[Short exercise]
Find all lines in the listing that include the word "text", then copy them.

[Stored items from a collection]
════════════════════
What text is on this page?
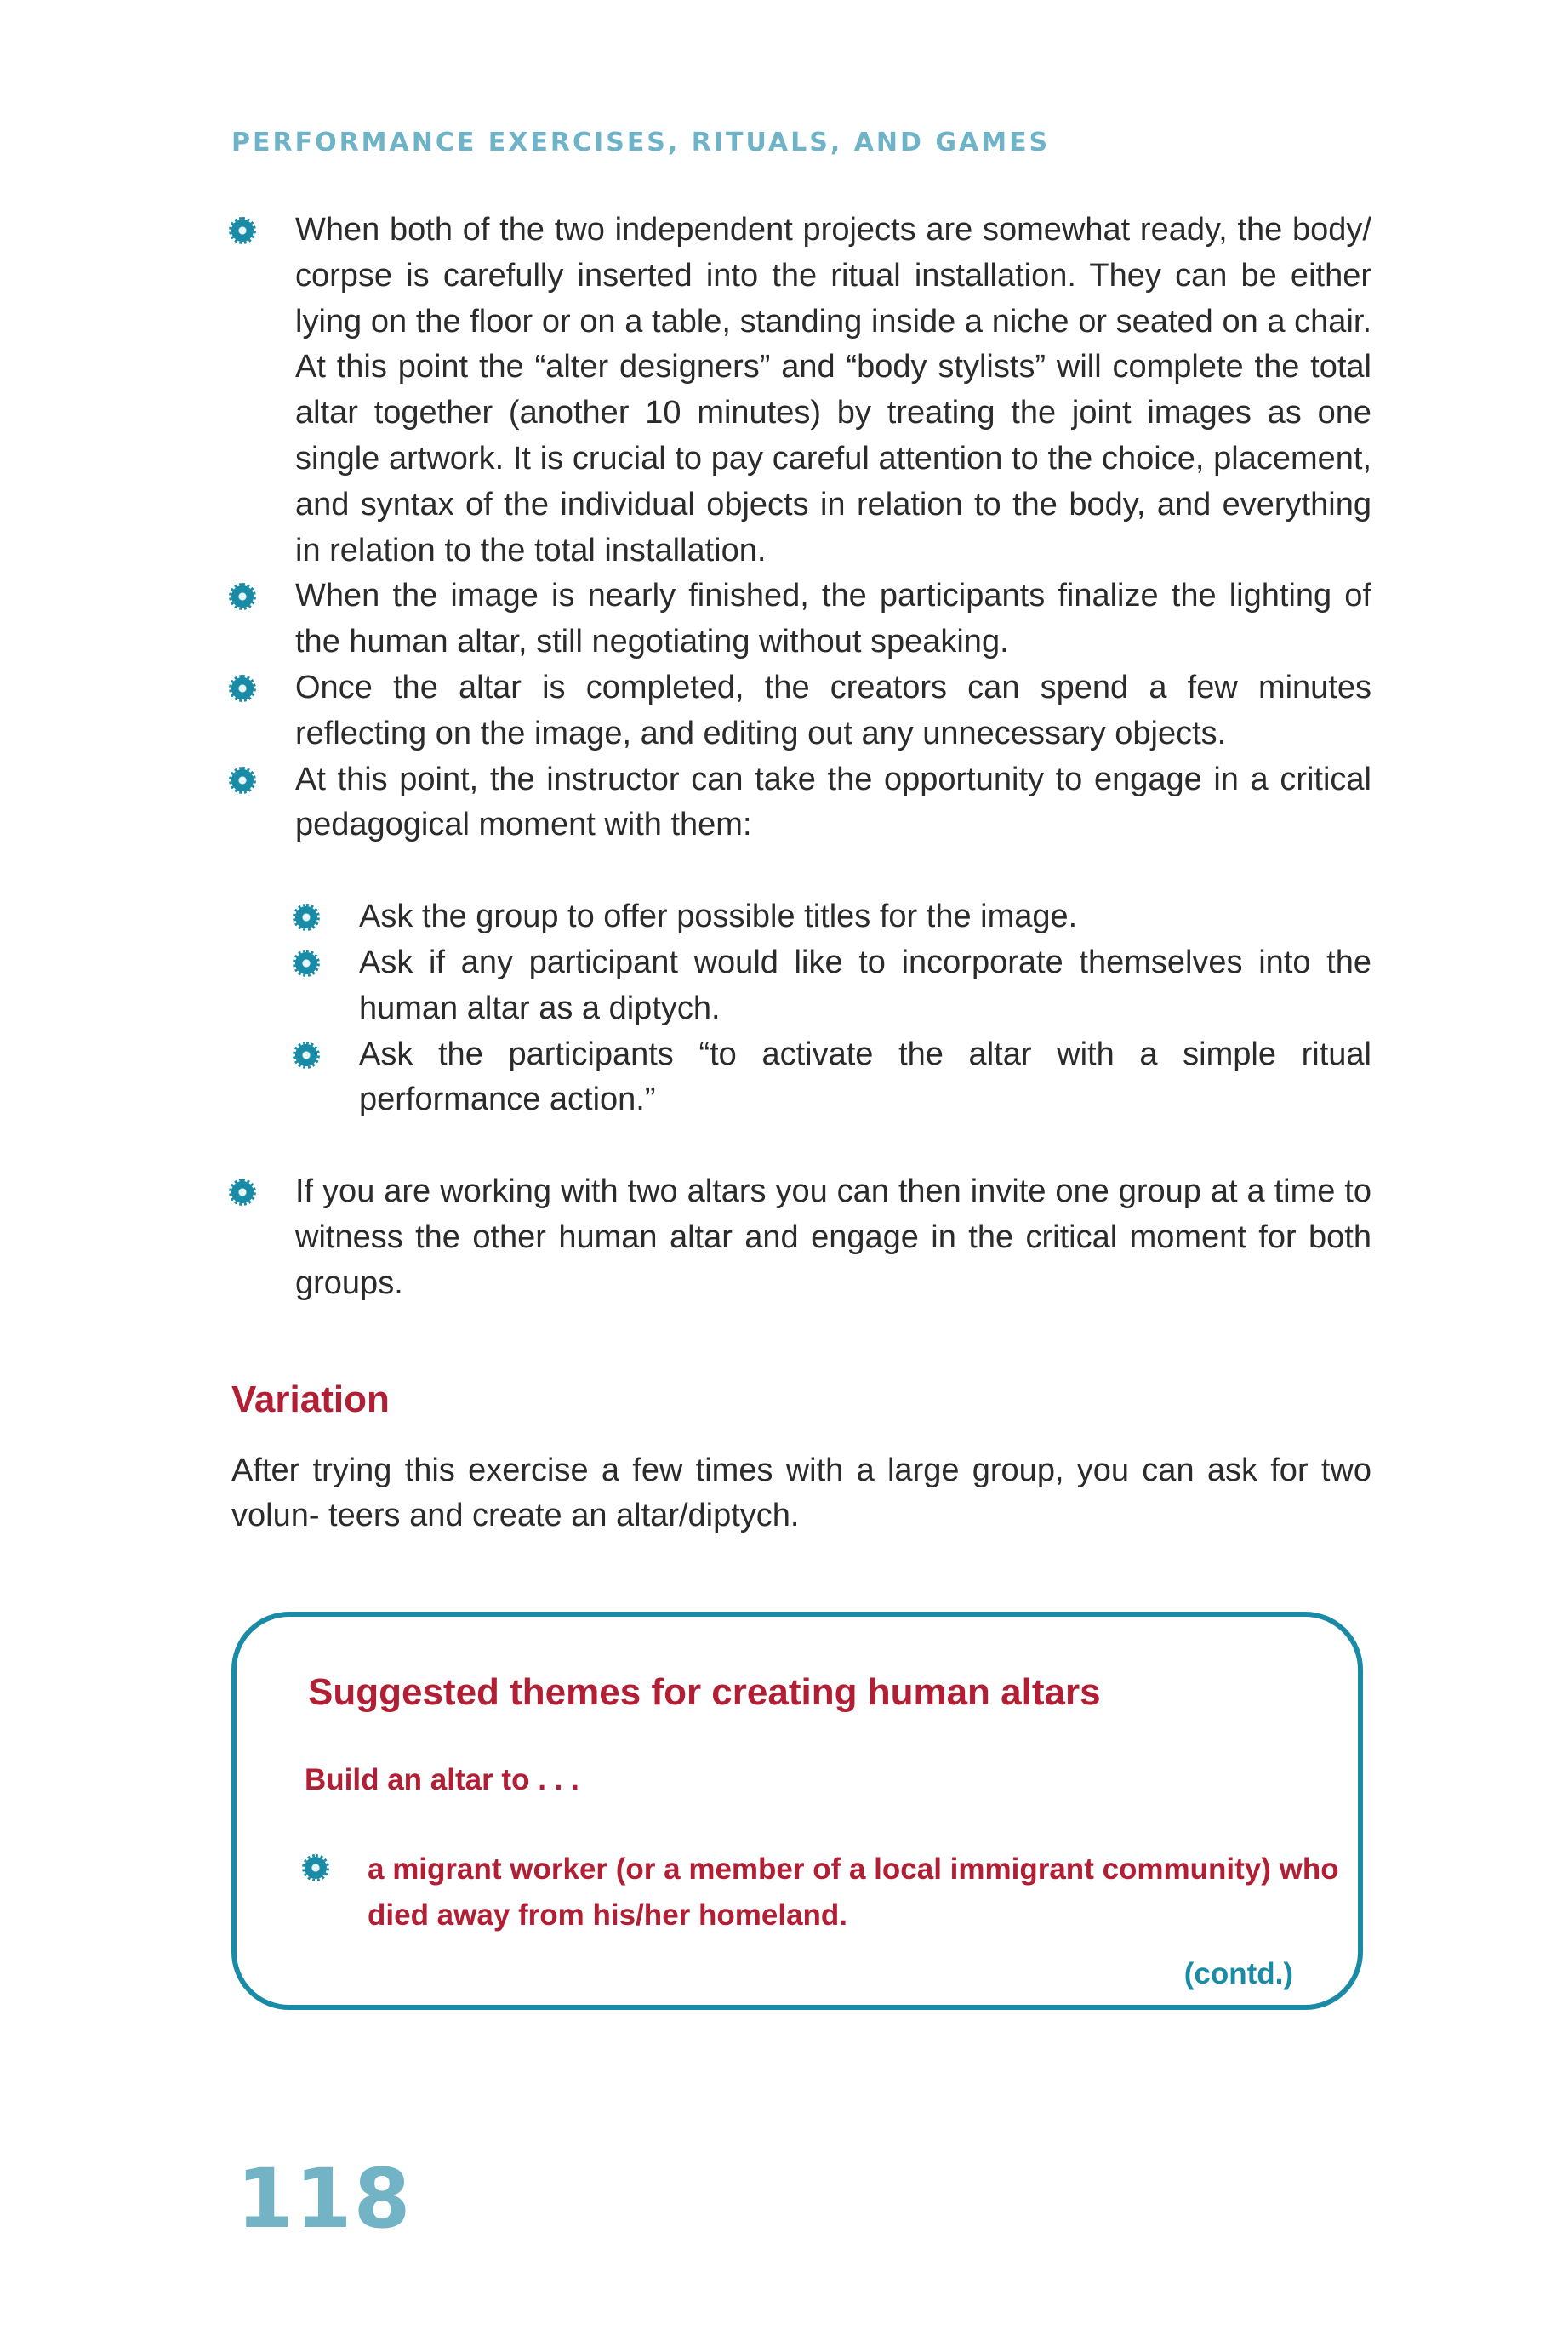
PERFORMANCE EXERCISES, RITUALS, AND GAMES
When both of the two independent projects are somewhat ready, the body/ corpse is carefully inserted into the ritual installation. They can be either lying on the floor or on a table, standing inside a niche or seated on a chair. At this point the “alter designers” and “body stylists” will complete the total altar together (another 10 minutes) by treating the joint images as one single artwork. It is crucial to pay careful attention to the choice, placement, and syntax of the individual objects in relation to the body, and everything in relation to the total installation.
When the image is nearly finished, the participants finalize the lighting of the human altar, still negotiating without speaking.
Once the altar is completed, the creators can spend a few minutes reflecting on the image, and editing out any unnecessary objects.
At this point, the instructor can take the opportunity to engage in a critical pedagogical moment with them:
Ask the group to offer possible titles for the image.
Ask if any participant would like to incorporate themselves into the human altar as a diptych.
Ask the participants “to activate the altar with a simple ritual performance action.”
If you are working with two altars you can then invite one group at a time to witness the other human altar and engage in the critical moment for both groups.
Variation
After trying this exercise a few times with a large group, you can ask for two volun- teers and create an altar/diptych.
Suggested themes for creating human altars
Build an altar to . . .
a migrant worker (or a member of a local immigrant community) who died away from his/her homeland.
(contd.)
118
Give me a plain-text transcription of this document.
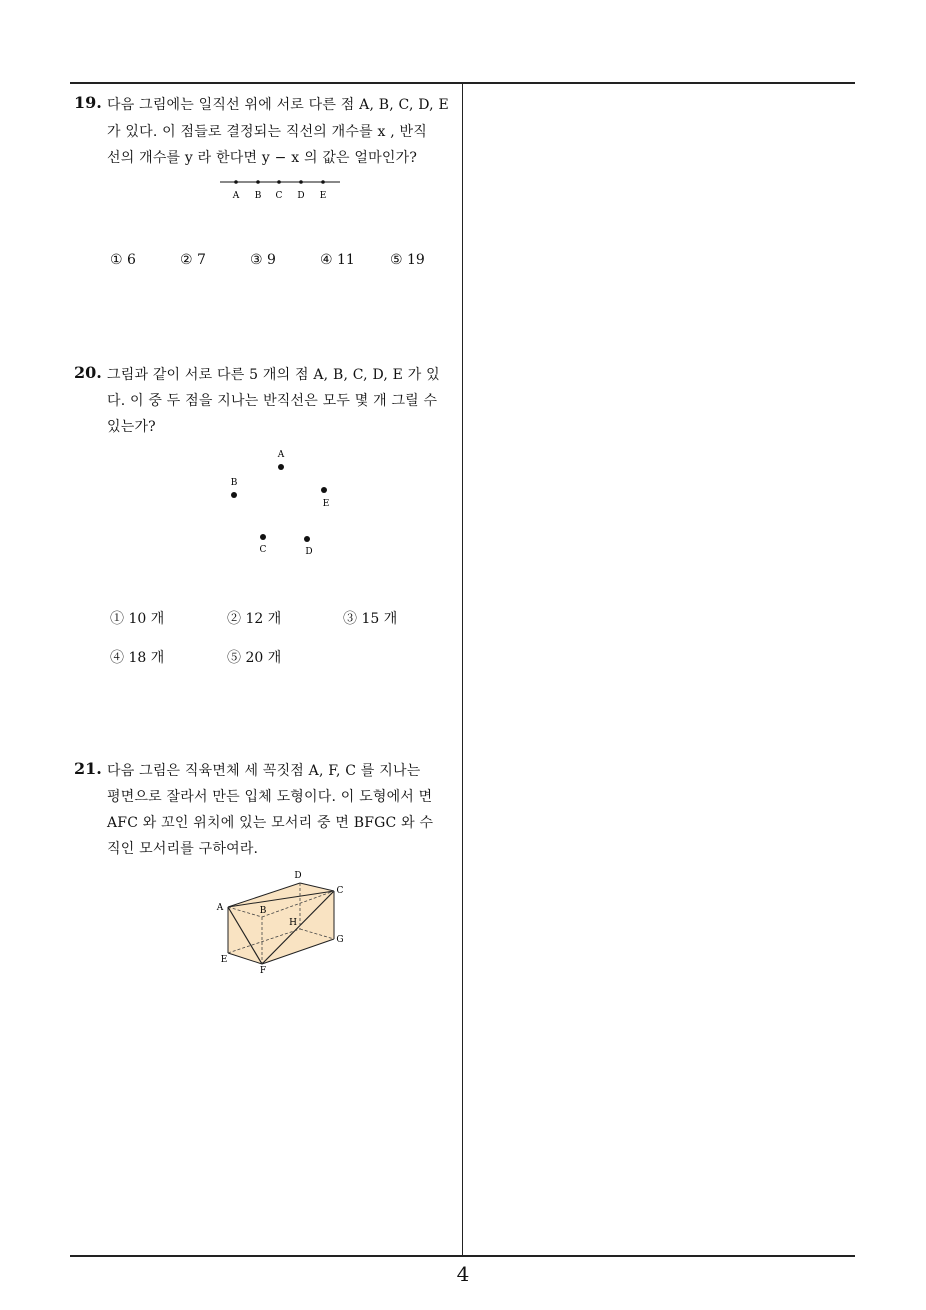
19. 다음 그림에는 일직선 위에 서로 다른 점 A, B, C, D, E
가 있다. 이 점들로 결정되는 직선의 개수를 x , 반직
선의 개수를 y 라 한다면 y − x 의 값은 얼마인가?
A B C D E
① 6	② 7	③ 9	④ 11	⑤ 19
20. 그림과 같이 서로 다른 5 개의 점 A, B, C, D, E 가 있
다. 이 중 두 점을 지나는 반직선은 모두 몇 개 그릴 수
있는가?
A
B
E
C	D
① 10 개	② 12 개	③ 15 개
④ 18 개	⑤ 20 개
21. 다음 그림은 직육면체 세 꼭짓점 A, F, C 를 지나는
평면으로 잘라서 만든 입체 도형이다. 이 도형에서 면
AFC 와 꼬인 위치에 있는 모서리 중 면 BFGC 와 수
직인 모서리를 구하여라.
D
C
A	B
H
G
E
F
4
════════════════════
[Task response]
What text is on this page?
Give me a plain-text transcription of this document.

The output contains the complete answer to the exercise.